Exercise:
Below is a block of records; reproduce all of them exactly and leave out any pictures.

Material for the task:

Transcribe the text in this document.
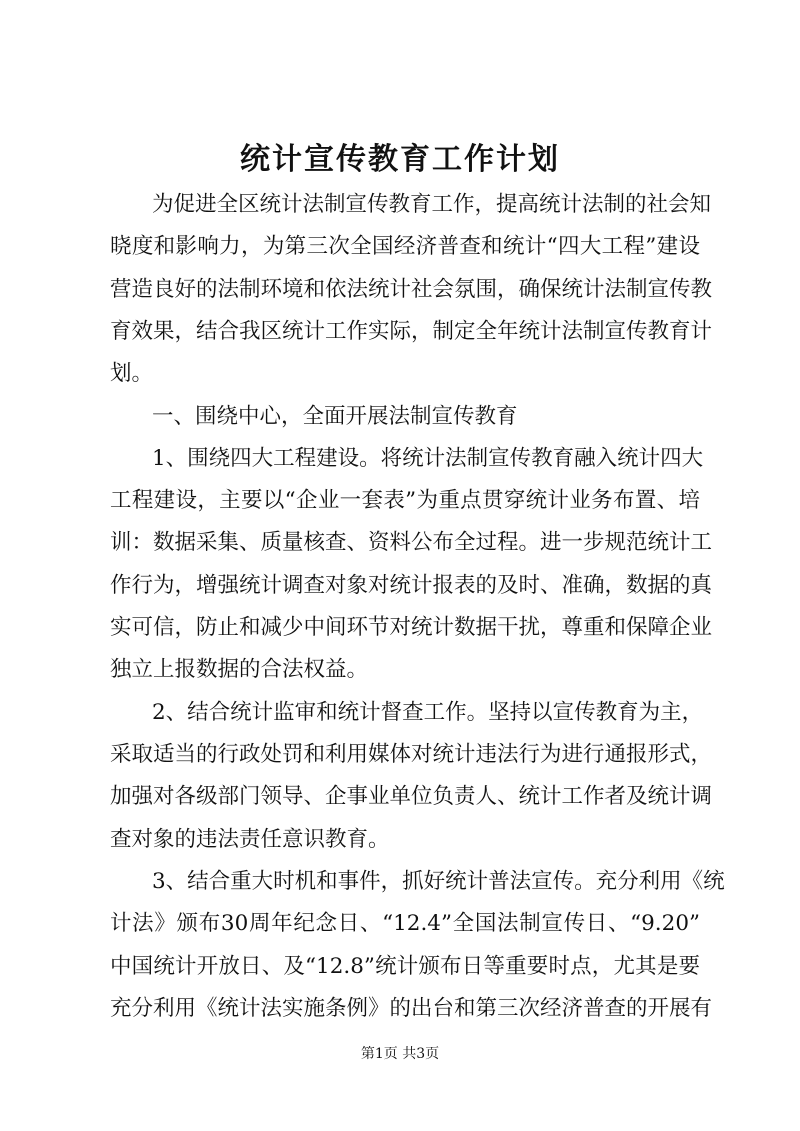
统计宣传教育工作计划
为促进全区统计法制宣传教育工作，提高统计法制的社会知
晓度和影响力，为第三次全国经济普查和统计“四大工程”建设
营造良好的法制环境和依法统计社会氛围，确保统计法制宣传教
育效果，结合我区统计工作实际，制定全年统计法制宣传教育计
划。
一、围绕中心，全面开展法制宣传教育
1、围绕四大工程建设。将统计法制宣传教育融入统计四大
工程建设，主要以“企业一套表”为重点贯穿统计业务布置、培
训：数据采集、质量核查、资料公布全过程。进一步规范统计工
作行为，增强统计调查对象对统计报表的及时、准确，数据的真
实可信，防止和减少中间环节对统计数据干扰，尊重和保障企业
独立上报数据的合法权益。
2、结合统计监审和统计督查工作。坚持以宣传教育为主，
采取适当的行政处罚和利用媒体对统计违法行为进行通报形式，
加强对各级部门领导、企事业单位负责人、统计工作者及统计调
查对象的违法责任意识教育。
3、结合重大时机和事件，抓好统计普法宣传。充分利用《统
计法》颁布30周年纪念日、“12.4”全国法制宣传日、“9.20”
中国统计开放日、及“12.8”统计颁布日等重要时点，尤其是要
充分利用《统计法实施条例》的出台和第三次经济普查的开展有
第1页 共3页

Result:
Transcribe the text in this document.
统计宣传教育工作计划
为促进全区统计法制宣传教育工作，提高统计法制的社会知
晓度和影响力，为第三次全国经济普查和统计“四大工程”建设
营造良好的法制环境和依法统计社会氛围，确保统计法制宣传教
育效果，结合我区统计工作实际，制定全年统计法制宣传教育计
划。
一、围绕中心，全面开展法制宣传教育
1、围绕四大工程建设。将统计法制宣传教育融入统计四大
工程建设，主要以“企业一套表”为重点贯穿统计业务布置、培
训：数据采集、质量核查、资料公布全过程。进一步规范统计工
作行为，增强统计调查对象对统计报表的及时、准确，数据的真
实可信，防止和减少中间环节对统计数据干扰，尊重和保障企业
独立上报数据的合法权益。
2、结合统计监审和统计督查工作。坚持以宣传教育为主，
采取适当的行政处罚和利用媒体对统计违法行为进行通报形式，
加强对各级部门领导、企事业单位负责人、统计工作者及统计调
查对象的违法责任意识教育。
3、结合重大时机和事件，抓好统计普法宣传。充分利用《统
计法》颁布30周年纪念日、“12.4”全国法制宣传日、“9.20”
中国统计开放日、及“12.8”统计颁布日等重要时点，尤其是要
充分利用《统计法实施条例》的出台和第三次经济普查的开展有
第1页 共3页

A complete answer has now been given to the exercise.